» **Entries taken from a collection**:
■ ■ ■ ■ ■

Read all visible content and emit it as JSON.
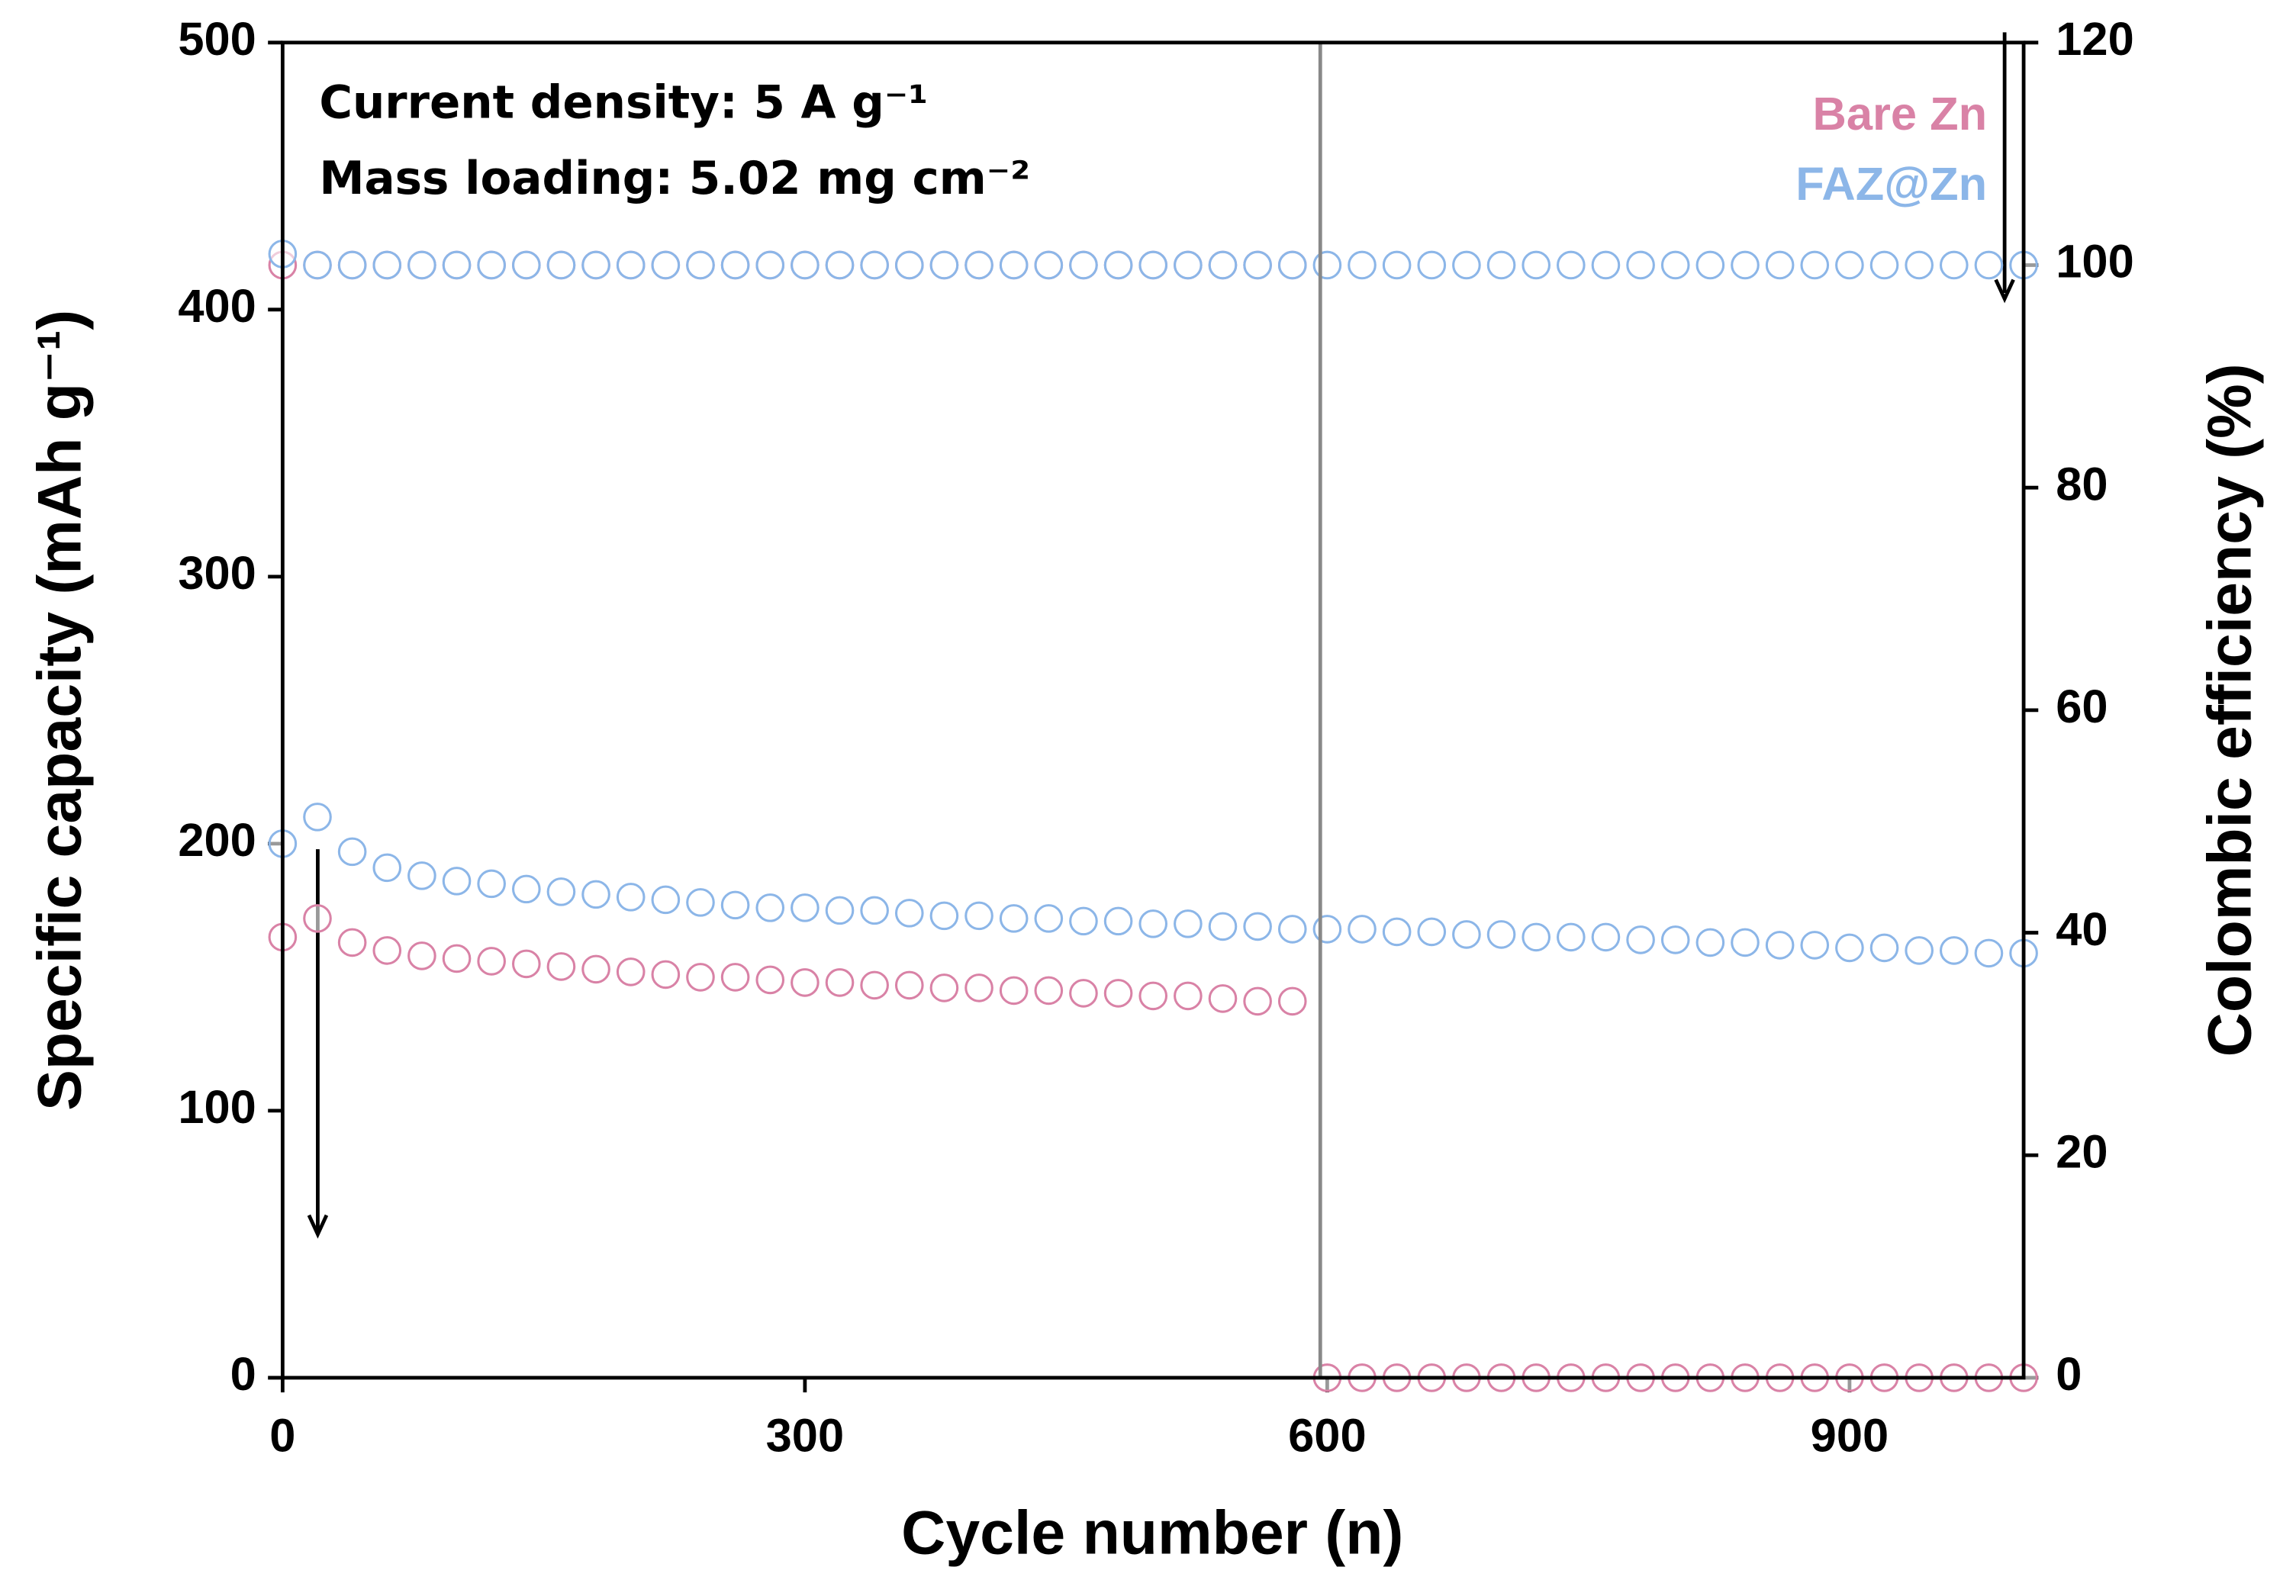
{
  "chart_data": {
    "type": "scatter",
    "annotations": [
      "Current density: 5 A g⁻¹",
      "Mass loading: 5.02 mg cm⁻²"
    ],
    "x_label": "Cycle number (n)",
    "y_label": "Specific capacity (mAh g⁻¹)",
    "y2_label": "Colombic efficiency (%)",
    "xlim": [
      0,
      1000
    ],
    "xticks": [
      0,
      300,
      600,
      900
    ],
    "ylim": [
      0,
      500
    ],
    "yticks": [
      0,
      100,
      200,
      300,
      400,
      500
    ],
    "y2lim": [
      0,
      120
    ],
    "y2ticks": [
      0,
      20,
      40,
      60,
      80,
      100,
      120
    ],
    "vline_x": 596,
    "x": [
      0,
      20,
      40,
      60,
      80,
      100,
      120,
      140,
      160,
      180,
      200,
      220,
      240,
      260,
      280,
      300,
      320,
      340,
      360,
      380,
      400,
      420,
      440,
      460,
      480,
      500,
      520,
      540,
      560,
      580,
      600,
      620,
      640,
      660,
      680,
      700,
      720,
      740,
      760,
      780,
      800,
      820,
      840,
      860,
      880,
      900,
      920,
      940,
      960,
      980,
      1000
    ],
    "series": [
      {
        "name": "Bare Zn",
        "color": "#d982a6",
        "values": [
          165,
          172,
          163,
          160,
          158,
          157,
          156,
          155,
          154,
          153,
          152,
          151,
          150,
          150,
          149,
          148,
          148,
          147,
          147,
          146,
          146,
          145,
          145,
          144,
          144,
          143,
          143,
          142,
          141,
          141,
          0,
          0,
          0,
          0,
          0,
          0,
          0,
          0,
          0,
          0,
          0,
          0,
          0,
          0,
          0,
          0,
          0,
          0,
          0,
          0,
          0
        ],
        "ce": [
          100,
          100,
          100,
          100,
          100,
          100,
          100,
          100,
          100,
          100,
          100,
          100,
          100,
          100,
          100,
          100,
          100,
          100,
          100,
          100,
          100,
          100,
          100,
          100,
          100,
          100,
          100,
          100,
          100,
          100,
          null,
          null,
          null,
          null,
          null,
          null,
          null,
          null,
          null,
          null,
          null,
          null,
          null,
          null,
          null,
          null,
          null,
          null,
          null,
          null,
          null
        ]
      },
      {
        "name": "FAZ@Zn",
        "color": "#8cb6e8",
        "values": [
          200,
          210,
          197,
          191,
          188,
          186,
          185,
          183,
          182,
          181,
          180,
          179,
          178,
          177,
          176,
          176,
          175,
          175,
          174,
          173,
          173,
          172,
          172,
          171,
          171,
          170,
          170,
          169,
          169,
          168,
          168,
          168,
          167,
          167,
          166,
          166,
          165,
          165,
          165,
          164,
          164,
          163,
          163,
          162,
          162,
          161,
          161,
          160,
          160,
          159,
          159
        ],
        "ce": [
          101,
          100,
          100,
          100,
          100,
          100,
          100,
          100,
          100,
          100,
          100,
          100,
          100,
          100,
          100,
          100,
          100,
          100,
          100,
          100,
          100,
          100,
          100,
          100,
          100,
          100,
          100,
          100,
          100,
          100,
          100,
          100,
          100,
          100,
          100,
          100,
          100,
          100,
          100,
          100,
          100,
          100,
          100,
          100,
          100,
          100,
          100,
          100,
          100,
          100,
          100
        ]
      }
    ]
  }
}
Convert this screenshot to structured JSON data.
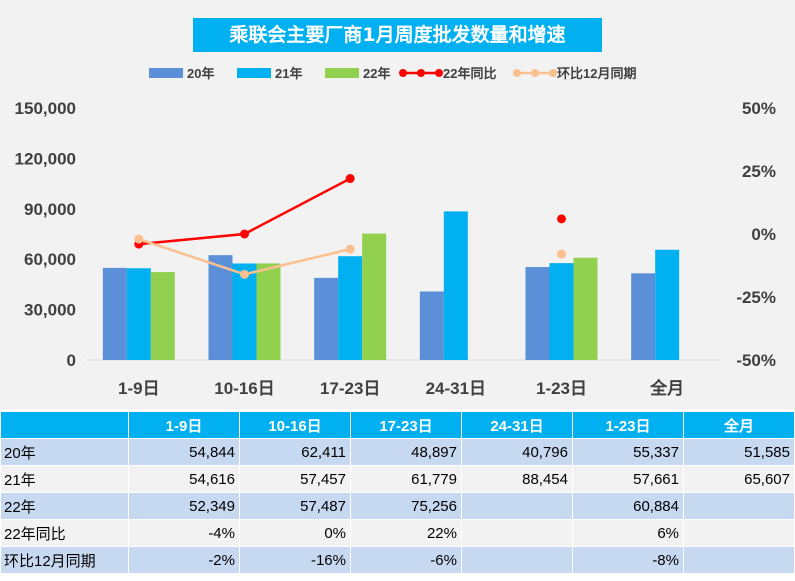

■ ■ ■ ■ ■

» **Job**: Give an exact reproduction of every line, leaving out any picture.

» **Written response**:
Read all visible content and emit it as JSON.
{
  "chart_data": {
    "type": "scatter",
    "annotations": [
      "Current density: 5 A g⁻¹",
      "Mass loading: 5.02 mg cm⁻²"
    ],
    "x_label": "Cycle number (n)",
    "y_label": "Specific capacity (mAh g⁻¹)",
    "y2_label": "Colombic efficiency (%)",
    "xlim": [
      0,
      1000
    ],
    "xticks": [
      0,
      300,
      600,
      900
    ],
    "ylim": [
      0,
      500
    ],
    "yticks": [
      0,
      100,
      200,
      300,
      400,
      500
    ],
    "y2lim": [
      0,
      120
    ],
    "y2ticks": [
      0,
      20,
      40,
      60,
      80,
      100,
      120
    ],
    "vline_x": 596,
    "x": [
      0,
      20,
      40,
      60,
      80,
      100,
      120,
      140,
      160,
      180,
      200,
      220,
      240,
      260,
      280,
      300,
      320,
      340,
      360,
      380,
      400,
      420,
      440,
      460,
      480,
      500,
      520,
      540,
      560,
      580,
      600,
      620,
      640,
      660,
      680,
      700,
      720,
      740,
      760,
      780,
      800,
      820,
      840,
      860,
      880,
      900,
      920,
      940,
      960,
      980,
      1000
    ],
    "series": [
      {
        "name": "Bare Zn",
        "color": "#d982a6",
        "values": [
          165,
          172,
          163,
          160,
          158,
          157,
          156,
          155,
          154,
          153,
          152,
          151,
          150,
          150,
          149,
          148,
          148,
          147,
          147,
          146,
          146,
          145,
          145,
          144,
          144,
          143,
          143,
          142,
          141,
          141,
          0,
          0,
          0,
          0,
          0,
          0,
          0,
          0,
          0,
          0,
          0,
          0,
          0,
          0,
          0,
          0,
          0,
          0,
          0,
          0,
          0
        ],
        "ce": [
          100,
          100,
          100,
          100,
          100,
          100,
          100,
          100,
          100,
          100,
          100,
          100,
          100,
          100,
          100,
          100,
          100,
          100,
          100,
          100,
          100,
          100,
          100,
          100,
          100,
          100,
          100,
          100,
          100,
          100,
          null,
          null,
          null,
          null,
          null,
          null,
          null,
          null,
          null,
          null,
          null,
          null,
          null,
          null,
          null,
          null,
          null,
          null,
          null,
          null,
          null
        ]
      },
      {
        "name": "FAZ@Zn",
        "color": "#8cb6e8",
        "values": [
          200,
          210,
          197,
          191,
          188,
          186,
          185,
          183,
          182,
          181,
          180,
          179,
          178,
          177,
          176,
          176,
          175,
          175,
          174,
          173,
          173,
          172,
          172,
          171,
          171,
          170,
          170,
          169,
          169,
          168,
          168,
          168,
          167,
          167,
          166,
          166,
          165,
          165,
          165,
          164,
          164,
          163,
          163,
          162,
          162,
          161,
          161,
          160,
          160,
          159,
          159
        ],
        "ce": [
          101,
          100,
          100,
          100,
          100,
          100,
          100,
          100,
          100,
          100,
          100,
          100,
          100,
          100,
          100,
          100,
          100,
          100,
          100,
          100,
          100,
          100,
          100,
          100,
          100,
          100,
          100,
          100,
          100,
          100,
          100,
          100,
          100,
          100,
          100,
          100,
          100,
          100,
          100,
          100,
          100,
          100,
          100,
          100,
          100,
          100,
          100,
          100,
          100,
          100,
          100
        ]
      }
    ]
  }
}
Convert this screenshot to structured JSON data.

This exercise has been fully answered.